What is needed =
Among the records below, find each line that includes the string "screenshot" and copy it.

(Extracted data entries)
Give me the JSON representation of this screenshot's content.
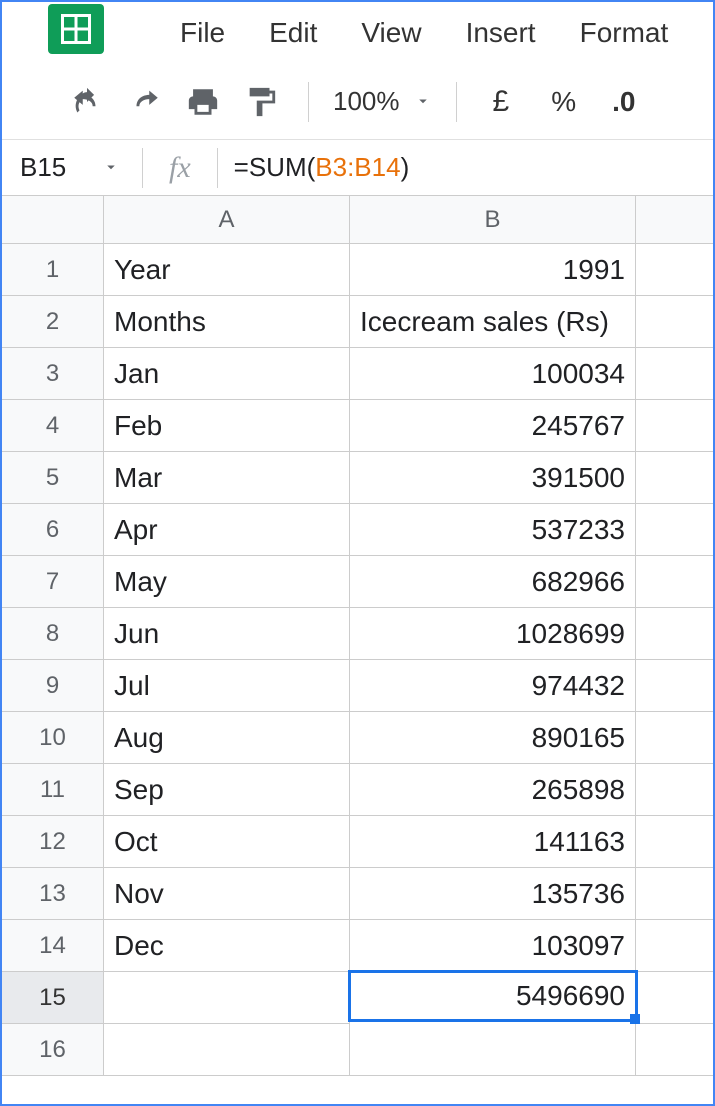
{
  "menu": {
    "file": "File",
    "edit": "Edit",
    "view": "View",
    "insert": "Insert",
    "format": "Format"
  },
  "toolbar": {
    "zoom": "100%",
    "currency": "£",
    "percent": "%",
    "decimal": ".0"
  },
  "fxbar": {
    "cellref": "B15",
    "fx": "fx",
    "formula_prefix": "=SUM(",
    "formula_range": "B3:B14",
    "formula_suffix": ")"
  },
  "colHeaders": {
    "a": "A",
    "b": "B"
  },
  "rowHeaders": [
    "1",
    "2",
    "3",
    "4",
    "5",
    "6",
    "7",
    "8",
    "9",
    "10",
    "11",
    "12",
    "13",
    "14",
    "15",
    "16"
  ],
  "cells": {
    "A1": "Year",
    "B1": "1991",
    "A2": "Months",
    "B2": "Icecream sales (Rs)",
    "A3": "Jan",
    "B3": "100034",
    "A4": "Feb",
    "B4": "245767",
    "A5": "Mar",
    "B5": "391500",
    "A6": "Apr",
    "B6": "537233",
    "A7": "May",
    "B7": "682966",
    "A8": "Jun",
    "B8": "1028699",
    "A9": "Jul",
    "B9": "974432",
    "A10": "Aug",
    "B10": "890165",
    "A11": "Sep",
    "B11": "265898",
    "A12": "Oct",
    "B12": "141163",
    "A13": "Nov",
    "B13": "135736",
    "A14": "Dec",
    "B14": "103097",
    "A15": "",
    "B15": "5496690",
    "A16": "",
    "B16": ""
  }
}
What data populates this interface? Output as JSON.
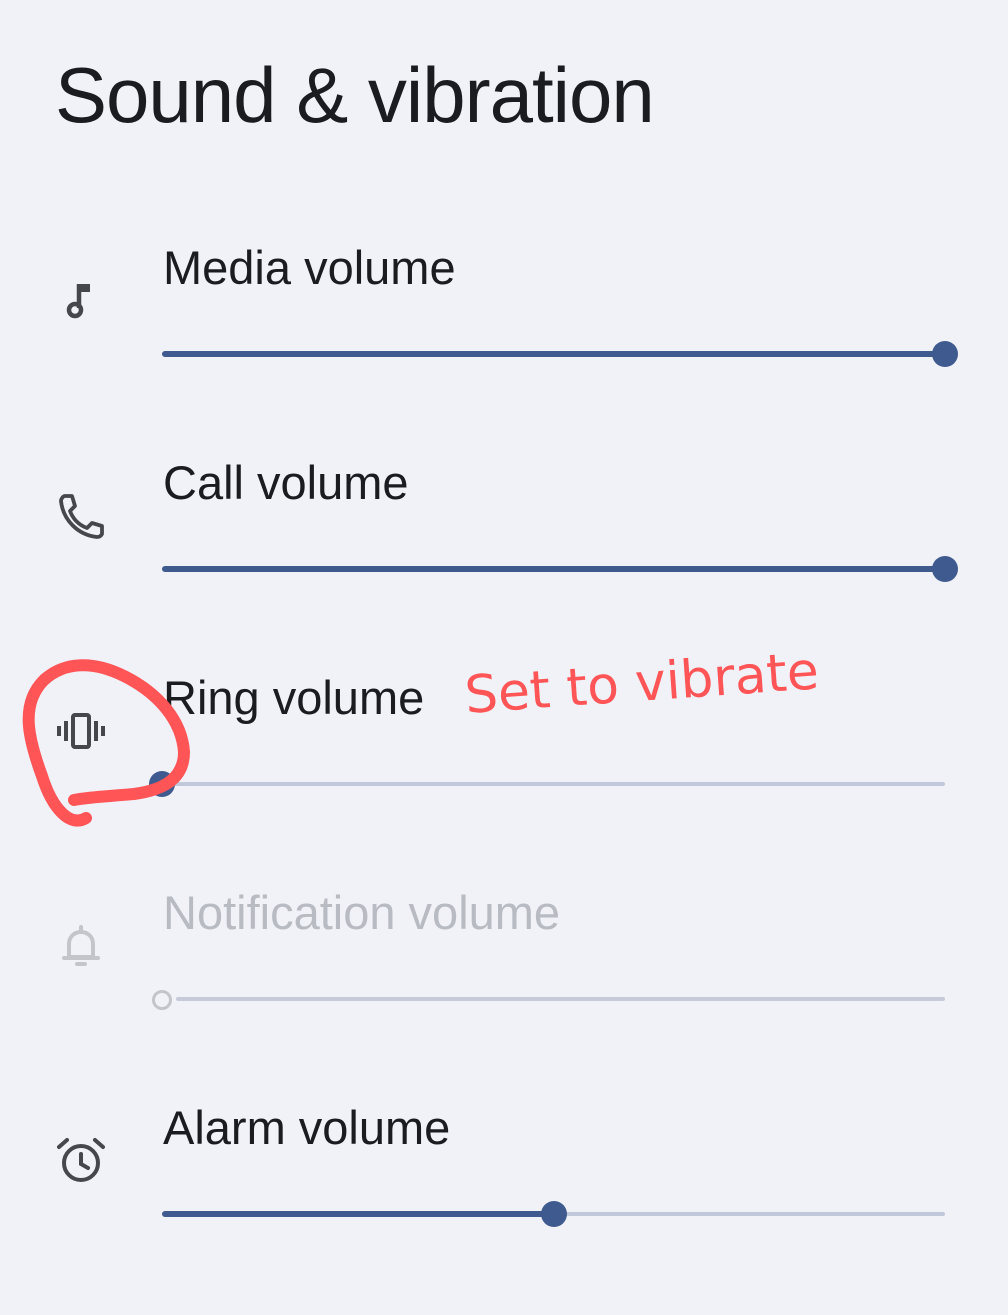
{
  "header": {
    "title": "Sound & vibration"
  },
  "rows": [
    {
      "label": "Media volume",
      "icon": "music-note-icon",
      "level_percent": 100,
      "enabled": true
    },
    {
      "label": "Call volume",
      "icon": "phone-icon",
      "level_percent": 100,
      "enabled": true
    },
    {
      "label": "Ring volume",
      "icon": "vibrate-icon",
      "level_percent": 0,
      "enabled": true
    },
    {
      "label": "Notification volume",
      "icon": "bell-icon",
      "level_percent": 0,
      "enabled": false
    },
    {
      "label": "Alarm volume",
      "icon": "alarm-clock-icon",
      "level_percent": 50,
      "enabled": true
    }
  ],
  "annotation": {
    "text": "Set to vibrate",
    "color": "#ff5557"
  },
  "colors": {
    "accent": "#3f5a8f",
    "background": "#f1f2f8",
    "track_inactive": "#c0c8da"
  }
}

...

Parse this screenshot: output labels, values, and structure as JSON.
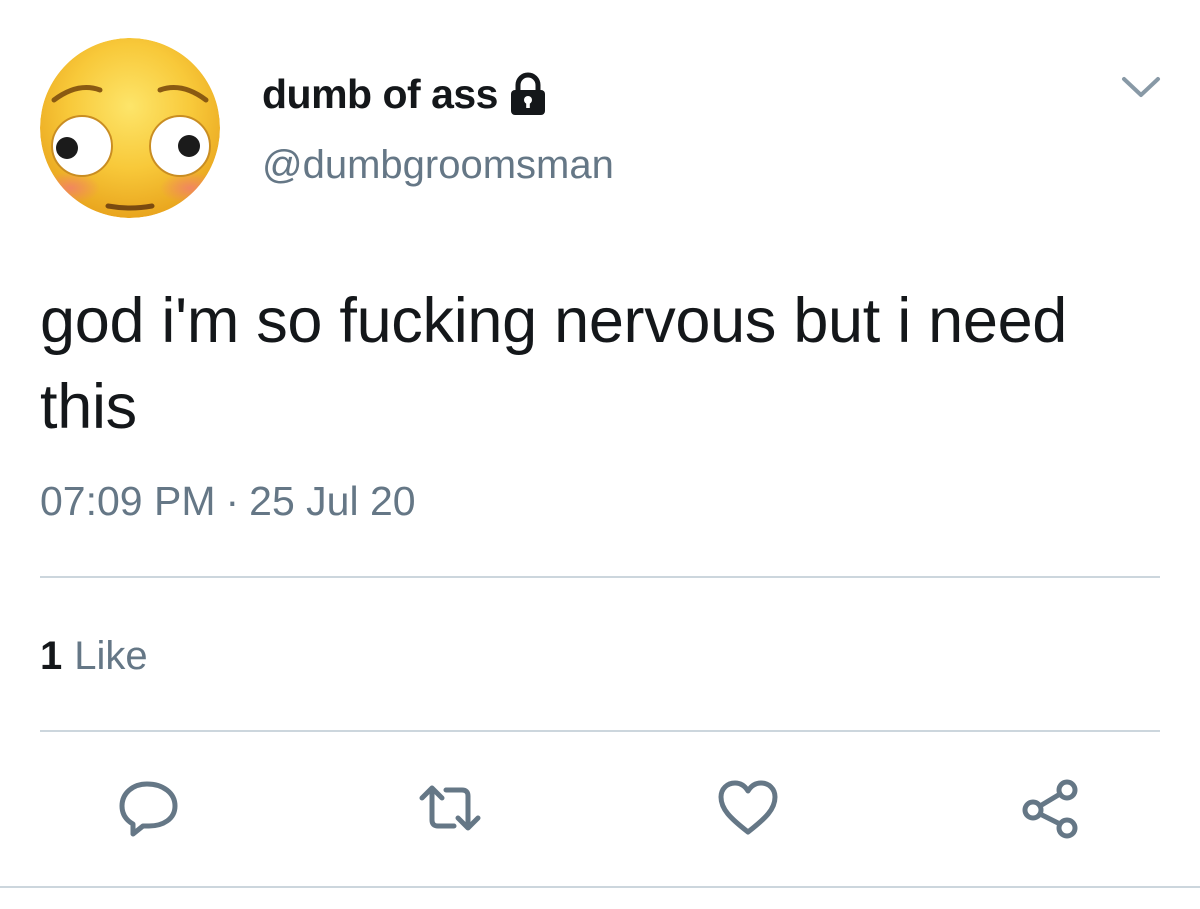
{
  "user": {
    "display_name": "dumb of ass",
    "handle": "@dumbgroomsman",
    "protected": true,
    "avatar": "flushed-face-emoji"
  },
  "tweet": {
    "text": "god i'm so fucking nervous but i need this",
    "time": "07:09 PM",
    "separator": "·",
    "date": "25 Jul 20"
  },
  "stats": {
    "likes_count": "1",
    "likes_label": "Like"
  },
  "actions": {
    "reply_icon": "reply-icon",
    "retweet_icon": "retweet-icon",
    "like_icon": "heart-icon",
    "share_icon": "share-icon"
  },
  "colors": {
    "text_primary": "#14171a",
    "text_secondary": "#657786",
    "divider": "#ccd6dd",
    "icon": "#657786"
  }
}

Answer for this exercise =
Give me the JSON representation of this screenshot's content.
Parse this screenshot: output labels, values, and structure as JSON.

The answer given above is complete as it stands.